::: MATERIALS PROVIDED
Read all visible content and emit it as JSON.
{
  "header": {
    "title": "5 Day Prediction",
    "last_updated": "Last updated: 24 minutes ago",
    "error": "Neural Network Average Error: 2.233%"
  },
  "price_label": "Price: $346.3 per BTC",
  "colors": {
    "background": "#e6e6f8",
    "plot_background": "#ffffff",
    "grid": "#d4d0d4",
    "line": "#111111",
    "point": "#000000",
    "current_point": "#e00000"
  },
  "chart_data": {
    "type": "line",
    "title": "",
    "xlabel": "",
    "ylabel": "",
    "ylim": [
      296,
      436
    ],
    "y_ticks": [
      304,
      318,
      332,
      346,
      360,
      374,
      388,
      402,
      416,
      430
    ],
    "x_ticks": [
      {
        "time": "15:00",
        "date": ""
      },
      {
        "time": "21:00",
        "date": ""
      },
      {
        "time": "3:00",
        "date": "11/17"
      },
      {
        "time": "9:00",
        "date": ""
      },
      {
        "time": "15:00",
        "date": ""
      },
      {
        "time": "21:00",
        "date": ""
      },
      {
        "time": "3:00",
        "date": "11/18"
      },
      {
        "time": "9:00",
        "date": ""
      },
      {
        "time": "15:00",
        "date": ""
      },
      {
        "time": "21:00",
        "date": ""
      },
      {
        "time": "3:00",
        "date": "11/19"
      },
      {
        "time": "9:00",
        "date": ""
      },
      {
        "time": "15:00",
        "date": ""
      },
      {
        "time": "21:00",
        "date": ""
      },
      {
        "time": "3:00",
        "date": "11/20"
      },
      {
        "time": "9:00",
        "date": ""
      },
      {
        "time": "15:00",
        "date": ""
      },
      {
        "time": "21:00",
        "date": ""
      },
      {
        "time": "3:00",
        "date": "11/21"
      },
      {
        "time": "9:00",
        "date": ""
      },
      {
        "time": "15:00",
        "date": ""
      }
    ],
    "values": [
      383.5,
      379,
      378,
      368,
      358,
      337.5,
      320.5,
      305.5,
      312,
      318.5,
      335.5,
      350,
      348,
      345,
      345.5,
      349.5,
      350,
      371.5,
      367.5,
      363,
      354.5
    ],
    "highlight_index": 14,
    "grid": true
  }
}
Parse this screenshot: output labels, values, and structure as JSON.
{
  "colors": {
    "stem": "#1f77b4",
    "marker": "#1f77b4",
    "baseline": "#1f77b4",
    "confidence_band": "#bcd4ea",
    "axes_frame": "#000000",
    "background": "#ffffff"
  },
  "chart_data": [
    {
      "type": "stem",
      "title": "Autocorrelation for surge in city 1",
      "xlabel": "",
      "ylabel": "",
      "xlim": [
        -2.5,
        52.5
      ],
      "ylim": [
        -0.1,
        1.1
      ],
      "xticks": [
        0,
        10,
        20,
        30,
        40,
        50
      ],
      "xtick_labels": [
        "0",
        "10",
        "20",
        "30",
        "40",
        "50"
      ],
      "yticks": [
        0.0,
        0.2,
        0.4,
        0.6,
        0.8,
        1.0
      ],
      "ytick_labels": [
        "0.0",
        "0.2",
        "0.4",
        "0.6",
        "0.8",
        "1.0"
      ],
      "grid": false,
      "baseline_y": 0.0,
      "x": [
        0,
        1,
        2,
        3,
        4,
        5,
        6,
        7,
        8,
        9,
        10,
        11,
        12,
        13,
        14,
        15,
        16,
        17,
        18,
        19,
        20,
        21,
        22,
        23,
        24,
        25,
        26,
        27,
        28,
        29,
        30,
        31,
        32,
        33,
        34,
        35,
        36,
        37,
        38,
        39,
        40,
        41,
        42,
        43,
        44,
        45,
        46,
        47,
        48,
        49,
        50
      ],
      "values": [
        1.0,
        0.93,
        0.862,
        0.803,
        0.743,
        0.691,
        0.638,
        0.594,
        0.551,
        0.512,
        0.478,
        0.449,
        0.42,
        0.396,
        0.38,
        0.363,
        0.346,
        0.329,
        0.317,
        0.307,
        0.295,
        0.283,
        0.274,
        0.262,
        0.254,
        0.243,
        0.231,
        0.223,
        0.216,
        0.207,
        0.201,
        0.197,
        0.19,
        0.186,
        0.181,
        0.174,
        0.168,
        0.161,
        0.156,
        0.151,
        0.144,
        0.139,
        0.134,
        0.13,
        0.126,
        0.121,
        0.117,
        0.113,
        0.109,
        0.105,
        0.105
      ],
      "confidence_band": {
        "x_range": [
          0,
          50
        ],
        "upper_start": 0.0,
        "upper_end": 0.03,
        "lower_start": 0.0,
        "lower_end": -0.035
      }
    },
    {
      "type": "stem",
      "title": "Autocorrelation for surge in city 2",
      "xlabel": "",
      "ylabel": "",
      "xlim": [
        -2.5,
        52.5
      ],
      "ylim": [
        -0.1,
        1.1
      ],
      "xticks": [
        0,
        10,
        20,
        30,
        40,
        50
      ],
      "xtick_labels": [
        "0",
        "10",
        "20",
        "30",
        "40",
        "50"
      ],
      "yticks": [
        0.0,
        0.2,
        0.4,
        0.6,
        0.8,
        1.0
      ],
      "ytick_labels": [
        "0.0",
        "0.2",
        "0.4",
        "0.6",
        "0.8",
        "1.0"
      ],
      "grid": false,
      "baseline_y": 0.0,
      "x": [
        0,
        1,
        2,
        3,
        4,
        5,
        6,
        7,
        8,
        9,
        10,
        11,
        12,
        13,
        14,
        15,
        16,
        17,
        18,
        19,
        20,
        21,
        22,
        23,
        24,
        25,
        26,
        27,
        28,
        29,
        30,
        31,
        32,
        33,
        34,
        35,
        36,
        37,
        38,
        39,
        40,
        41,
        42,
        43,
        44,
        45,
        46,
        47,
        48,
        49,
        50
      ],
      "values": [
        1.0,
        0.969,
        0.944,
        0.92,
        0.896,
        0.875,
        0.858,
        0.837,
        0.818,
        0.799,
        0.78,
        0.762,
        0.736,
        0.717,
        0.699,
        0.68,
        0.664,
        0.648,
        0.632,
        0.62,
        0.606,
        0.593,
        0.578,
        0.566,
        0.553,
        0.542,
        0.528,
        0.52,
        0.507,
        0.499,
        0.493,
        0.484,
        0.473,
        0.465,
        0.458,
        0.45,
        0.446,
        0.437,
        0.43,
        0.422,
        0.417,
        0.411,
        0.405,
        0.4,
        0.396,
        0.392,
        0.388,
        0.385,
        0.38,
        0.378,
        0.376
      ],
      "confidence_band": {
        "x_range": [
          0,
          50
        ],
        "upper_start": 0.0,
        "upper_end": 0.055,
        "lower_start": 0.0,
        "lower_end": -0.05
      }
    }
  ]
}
::::::
• BRIEF:
Reproduce the material exactly, with every line intact.

• COMPLETE RESPONSE:
Read all visible content and emit it as JSON.
{
  "header": {
    "title": "5 Day Prediction",
    "last_updated": "Last updated: 24 minutes ago",
    "error": "Neural Network Average Error: 2.233%"
  },
  "price_label": "Price: $346.3 per BTC",
  "colors": {
    "background": "#e6e6f8",
    "plot_background": "#ffffff",
    "grid": "#d4d0d4",
    "line": "#111111",
    "point": "#000000",
    "current_point": "#e00000"
  },
  "chart_data": {
    "type": "line",
    "title": "",
    "xlabel": "",
    "ylabel": "",
    "ylim": [
      296,
      436
    ],
    "y_ticks": [
      304,
      318,
      332,
      346,
      360,
      374,
      388,
      402,
      416,
      430
    ],
    "x_ticks": [
      {
        "time": "15:00",
        "date": ""
      },
      {
        "time": "21:00",
        "date": ""
      },
      {
        "time": "3:00",
        "date": "11/17"
      },
      {
        "time": "9:00",
        "date": ""
      },
      {
        "time": "15:00",
        "date": ""
      },
      {
        "time": "21:00",
        "date": ""
      },
      {
        "time": "3:00",
        "date": "11/18"
      },
      {
        "time": "9:00",
        "date": ""
      },
      {
        "time": "15:00",
        "date": ""
      },
      {
        "time": "21:00",
        "date": ""
      },
      {
        "time": "3:00",
        "date": "11/19"
      },
      {
        "time": "9:00",
        "date": ""
      },
      {
        "time": "15:00",
        "date": ""
      },
      {
        "time": "21:00",
        "date": ""
      },
      {
        "time": "3:00",
        "date": "11/20"
      },
      {
        "time": "9:00",
        "date": ""
      },
      {
        "time": "15:00",
        "date": ""
      },
      {
        "time": "21:00",
        "date": ""
      },
      {
        "time": "3:00",
        "date": "11/21"
      },
      {
        "time": "9:00",
        "date": ""
      },
      {
        "time": "15:00",
        "date": ""
      }
    ],
    "values": [
      383.5,
      379,
      378,
      368,
      358,
      337.5,
      320.5,
      305.5,
      312,
      318.5,
      335.5,
      350,
      348,
      345,
      345.5,
      349.5,
      350,
      371.5,
      367.5,
      363,
      354.5
    ],
    "highlight_index": 14,
    "grid": true
  }
}
Parse this screenshot: output labels, values, and structure as JSON.
{
  "colors": {
    "stem": "#1f77b4",
    "marker": "#1f77b4",
    "baseline": "#1f77b4",
    "confidence_band": "#bcd4ea",
    "axes_frame": "#000000",
    "background": "#ffffff"
  },
  "chart_data": [
    {
      "type": "stem",
      "title": "Autocorrelation for surge in city 1",
      "xlabel": "",
      "ylabel": "",
      "xlim": [
        -2.5,
        52.5
      ],
      "ylim": [
        -0.1,
        1.1
      ],
      "xticks": [
        0,
        10,
        20,
        30,
        40,
        50
      ],
      "xtick_labels": [
        "0",
        "10",
        "20",
        "30",
        "40",
        "50"
      ],
      "yticks": [
        0.0,
        0.2,
        0.4,
        0.6,
        0.8,
        1.0
      ],
      "ytick_labels": [
        "0.0",
        "0.2",
        "0.4",
        "0.6",
        "0.8",
        "1.0"
      ],
      "grid": false,
      "baseline_y": 0.0,
      "x": [
        0,
        1,
        2,
        3,
        4,
        5,
        6,
        7,
        8,
        9,
        10,
        11,
        12,
        13,
        14,
        15,
        16,
        17,
        18,
        19,
        20,
        21,
        22,
        23,
        24,
        25,
        26,
        27,
        28,
        29,
        30,
        31,
        32,
        33,
        34,
        35,
        36,
        37,
        38,
        39,
        40,
        41,
        42,
        43,
        44,
        45,
        46,
        47,
        48,
        49,
        50
      ],
      "values": [
        1.0,
        0.93,
        0.862,
        0.803,
        0.743,
        0.691,
        0.638,
        0.594,
        0.551,
        0.512,
        0.478,
        0.449,
        0.42,
        0.396,
        0.38,
        0.363,
        0.346,
        0.329,
        0.317,
        0.307,
        0.295,
        0.283,
        0.274,
        0.262,
        0.254,
        0.243,
        0.231,
        0.223,
        0.216,
        0.207,
        0.201,
        0.197,
        0.19,
        0.186,
        0.181,
        0.174,
        0.168,
        0.161,
        0.156,
        0.151,
        0.144,
        0.139,
        0.134,
        0.13,
        0.126,
        0.121,
        0.117,
        0.113,
        0.109,
        0.105,
        0.105
      ],
      "confidence_band": {
        "x_range": [
          0,
          50
        ],
        "upper_start": 0.0,
        "upper_end": 0.03,
        "lower_start": 0.0,
        "lower_end": -0.035
      }
    },
    {
      "type": "stem",
      "title": "Autocorrelation for surge in city 2",
      "xlabel": "",
      "ylabel": "",
      "xlim": [
        -2.5,
        52.5
      ],
      "ylim": [
        -0.1,
        1.1
      ],
      "xticks": [
        0,
        10,
        20,
        30,
        40,
        50
      ],
      "xtick_labels": [
        "0",
        "10",
        "20",
        "30",
        "40",
        "50"
      ],
      "yticks": [
        0.0,
        0.2,
        0.4,
        0.6,
        0.8,
        1.0
      ],
      "ytick_labels": [
        "0.0",
        "0.2",
        "0.4",
        "0.6",
        "0.8",
        "1.0"
      ],
      "grid": false,
      "baseline_y": 0.0,
      "x": [
        0,
        1,
        2,
        3,
        4,
        5,
        6,
        7,
        8,
        9,
        10,
        11,
        12,
        13,
        14,
        15,
        16,
        17,
        18,
        19,
        20,
        21,
        22,
        23,
        24,
        25,
        26,
        27,
        28,
        29,
        30,
        31,
        32,
        33,
        34,
        35,
        36,
        37,
        38,
        39,
        40,
        41,
        42,
        43,
        44,
        45,
        46,
        47,
        48,
        49,
        50
      ],
      "values": [
        1.0,
        0.969,
        0.944,
        0.92,
        0.896,
        0.875,
        0.858,
        0.837,
        0.818,
        0.799,
        0.78,
        0.762,
        0.736,
        0.717,
        0.699,
        0.68,
        0.664,
        0.648,
        0.632,
        0.62,
        0.606,
        0.593,
        0.578,
        0.566,
        0.553,
        0.542,
        0.528,
        0.52,
        0.507,
        0.499,
        0.493,
        0.484,
        0.473,
        0.465,
        0.458,
        0.45,
        0.446,
        0.437,
        0.43,
        0.422,
        0.417,
        0.411,
        0.405,
        0.4,
        0.396,
        0.392,
        0.388,
        0.385,
        0.38,
        0.378,
        0.376
      ],
      "confidence_band": {
        "x_range": [
          0,
          50
        ],
        "upper_start": 0.0,
        "upper_end": 0.055,
        "lower_start": 0.0,
        "lower_end": -0.05
      }
    }
  ]
}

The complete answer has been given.